#### Exercise directions
Print all the data, keeping every line exactly as it is.

Extracted data entries:
=======
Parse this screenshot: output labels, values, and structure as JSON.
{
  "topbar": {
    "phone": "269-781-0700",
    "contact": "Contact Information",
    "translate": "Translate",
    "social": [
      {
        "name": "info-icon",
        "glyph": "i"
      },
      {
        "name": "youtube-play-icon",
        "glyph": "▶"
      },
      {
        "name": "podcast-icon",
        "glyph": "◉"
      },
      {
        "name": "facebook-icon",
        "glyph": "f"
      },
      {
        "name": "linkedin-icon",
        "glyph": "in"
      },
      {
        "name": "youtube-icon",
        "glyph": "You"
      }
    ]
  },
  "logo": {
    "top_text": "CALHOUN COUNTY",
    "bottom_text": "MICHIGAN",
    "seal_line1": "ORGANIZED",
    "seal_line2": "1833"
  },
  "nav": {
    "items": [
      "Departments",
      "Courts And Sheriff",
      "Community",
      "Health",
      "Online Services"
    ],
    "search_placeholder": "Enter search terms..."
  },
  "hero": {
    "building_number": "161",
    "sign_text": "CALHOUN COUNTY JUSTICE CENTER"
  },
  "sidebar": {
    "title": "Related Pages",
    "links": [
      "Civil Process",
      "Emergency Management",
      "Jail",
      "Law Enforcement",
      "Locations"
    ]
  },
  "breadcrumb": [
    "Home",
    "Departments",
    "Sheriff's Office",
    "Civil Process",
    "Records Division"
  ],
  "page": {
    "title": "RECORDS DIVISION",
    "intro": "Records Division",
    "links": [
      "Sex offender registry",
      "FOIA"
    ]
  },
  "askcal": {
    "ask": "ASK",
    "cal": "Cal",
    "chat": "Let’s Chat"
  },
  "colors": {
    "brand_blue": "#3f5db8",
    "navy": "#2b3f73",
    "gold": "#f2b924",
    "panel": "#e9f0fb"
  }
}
=======
#### Solved exercise
Parse this screenshot: output labels, values, and structure as JSON.
{
  "topbar": {
    "phone": "269-781-0700",
    "contact": "Contact Information",
    "translate": "Translate",
    "social": [
      {
        "name": "info-icon",
        "glyph": "i"
      },
      {
        "name": "youtube-play-icon",
        "glyph": "▶"
      },
      {
        "name": "podcast-icon",
        "glyph": "◉"
      },
      {
        "name": "facebook-icon",
        "glyph": "f"
      },
      {
        "name": "linkedin-icon",
        "glyph": "in"
      },
      {
        "name": "youtube-icon",
        "glyph": "You"
      }
    ]
  },
  "logo": {
    "top_text": "CALHOUN COUNTY",
    "bottom_text": "MICHIGAN",
    "seal_line1": "ORGANIZED",
    "seal_line2": "1833"
  },
  "nav": {
    "items": [
      "Departments",
      "Courts And Sheriff",
      "Community",
      "Health",
      "Online Services"
    ],
    "search_placeholder": "Enter search terms..."
  },
  "hero": {
    "building_number": "161",
    "sign_text": "CALHOUN COUNTY JUSTICE CENTER"
  },
  "sidebar": {
    "title": "Related Pages",
    "links": [
      "Civil Process",
      "Emergency Management",
      "Jail",
      "Law Enforcement",
      "Locations"
    ]
  },
  "breadcrumb": [
    "Home",
    "Departments",
    "Sheriff's Office",
    "Civil Process",
    "Records Division"
  ],
  "page": {
    "title": "RECORDS DIVISION",
    "intro": "Records Division",
    "links": [
      "Sex offender registry",
      "FOIA"
    ]
  },
  "askcal": {
    "ask": "ASK",
    "cal": "Cal",
    "chat": "Let’s Chat"
  },
  "colors": {
    "brand_blue": "#3f5db8",
    "navy": "#2b3f73",
    "gold": "#f2b924",
    "panel": "#e9f0fb"
  }
}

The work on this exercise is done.